**YOUR TASK:**
Lines that contain the string "worked" are to be copied; leave out all others.

**RECORDS FOR THE EXERCISE:**
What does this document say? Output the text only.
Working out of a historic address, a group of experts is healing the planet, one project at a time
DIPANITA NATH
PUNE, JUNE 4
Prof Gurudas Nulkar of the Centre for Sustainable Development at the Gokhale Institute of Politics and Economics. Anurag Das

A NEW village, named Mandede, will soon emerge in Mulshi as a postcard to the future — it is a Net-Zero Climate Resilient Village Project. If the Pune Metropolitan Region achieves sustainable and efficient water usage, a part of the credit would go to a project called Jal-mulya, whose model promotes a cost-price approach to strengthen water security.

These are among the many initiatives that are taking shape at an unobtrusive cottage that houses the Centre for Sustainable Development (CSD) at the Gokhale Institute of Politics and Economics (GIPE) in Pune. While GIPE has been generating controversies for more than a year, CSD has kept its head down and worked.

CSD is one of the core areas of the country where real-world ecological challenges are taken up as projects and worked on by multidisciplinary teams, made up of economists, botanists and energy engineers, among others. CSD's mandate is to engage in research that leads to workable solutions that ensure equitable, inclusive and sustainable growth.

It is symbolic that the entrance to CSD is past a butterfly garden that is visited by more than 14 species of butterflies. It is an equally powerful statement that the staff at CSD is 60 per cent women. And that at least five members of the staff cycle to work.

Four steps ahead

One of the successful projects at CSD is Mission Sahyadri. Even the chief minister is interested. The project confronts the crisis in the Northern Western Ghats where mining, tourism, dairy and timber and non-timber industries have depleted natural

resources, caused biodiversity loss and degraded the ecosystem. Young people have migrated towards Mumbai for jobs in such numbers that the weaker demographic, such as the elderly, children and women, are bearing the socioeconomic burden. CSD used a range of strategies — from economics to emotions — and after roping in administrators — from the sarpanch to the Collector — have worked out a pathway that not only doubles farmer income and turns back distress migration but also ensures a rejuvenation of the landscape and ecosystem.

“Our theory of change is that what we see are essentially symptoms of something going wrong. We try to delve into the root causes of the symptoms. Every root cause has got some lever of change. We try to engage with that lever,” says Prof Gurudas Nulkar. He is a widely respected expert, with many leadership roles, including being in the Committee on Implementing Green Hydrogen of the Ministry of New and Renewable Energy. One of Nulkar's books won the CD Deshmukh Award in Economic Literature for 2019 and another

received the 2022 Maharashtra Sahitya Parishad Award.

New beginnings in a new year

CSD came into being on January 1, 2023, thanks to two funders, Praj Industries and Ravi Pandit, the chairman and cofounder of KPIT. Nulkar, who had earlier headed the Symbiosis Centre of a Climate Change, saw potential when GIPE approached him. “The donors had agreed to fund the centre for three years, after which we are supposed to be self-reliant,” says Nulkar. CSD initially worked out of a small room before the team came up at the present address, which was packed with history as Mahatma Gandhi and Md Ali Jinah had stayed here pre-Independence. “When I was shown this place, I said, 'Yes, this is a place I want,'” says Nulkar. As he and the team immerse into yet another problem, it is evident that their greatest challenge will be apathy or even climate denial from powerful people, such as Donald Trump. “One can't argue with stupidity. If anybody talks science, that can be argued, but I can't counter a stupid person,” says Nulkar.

**RIGHT ANSWER:**
These are among the many initiatives that are taking shape at an unobtrusive cottage that houses the Centre for Sustainable Development (CSD) at the Gokhale Institute of Politics and Economics (GIPE) in Pune. While GIPE has been generating controversies for more than a year, CSD has kept its head down and worked.
CSD is one of the core areas of the country where real-world ecological challenges are taken up as projects and worked on by multidisciplinary teams, made up of economists, botanists and energy engineers, among others. CSD's mandate is to engage in research that leads to workable solutions that ensure equitable, inclusive and sustainable growth.
resources, caused biodiversity loss and degraded the ecosystem. Young people have migrated towards Mumbai for jobs in such numbers that the weaker demographic, such as the elderly, children and women, are bearing the socioeconomic burden. CSD used a range of strategies — from economics to emotions — and after roping in administrators — from the sarpanch to the Collector — have worked out a pathway that not only doubles farmer income and turns back distress migration but also ensures a rejuvenation of the landscape and ecosystem.
CSD came into being on January 1, 2023, thanks to two funders, Praj Industries and Ravi Pandit, the chairman and cofounder of KPIT. Nulkar, who had earlier headed the Symbiosis Centre of a Climate Change, saw potential when GIPE approached him. “The donors had agreed to fund the centre for three years, after which we are supposed to be self-reliant,” says Nulkar. CSD initially worked out of a small room before the team came up at the present address, which was packed with history as Mahatma Gandhi and Md Ali Jinah had stayed here pre-Independence. “When I was shown this place, I said, 'Yes, this is a place I want,'” says Nulkar. As he and the team immerse into yet another problem, it is evident that their greatest challenge will be apathy or even climate denial from powerful people, such as Donald Trump. “One can't argue with stupidity. If anybody talks science, that can be argued, but I can't counter a stupid person,” says Nulkar.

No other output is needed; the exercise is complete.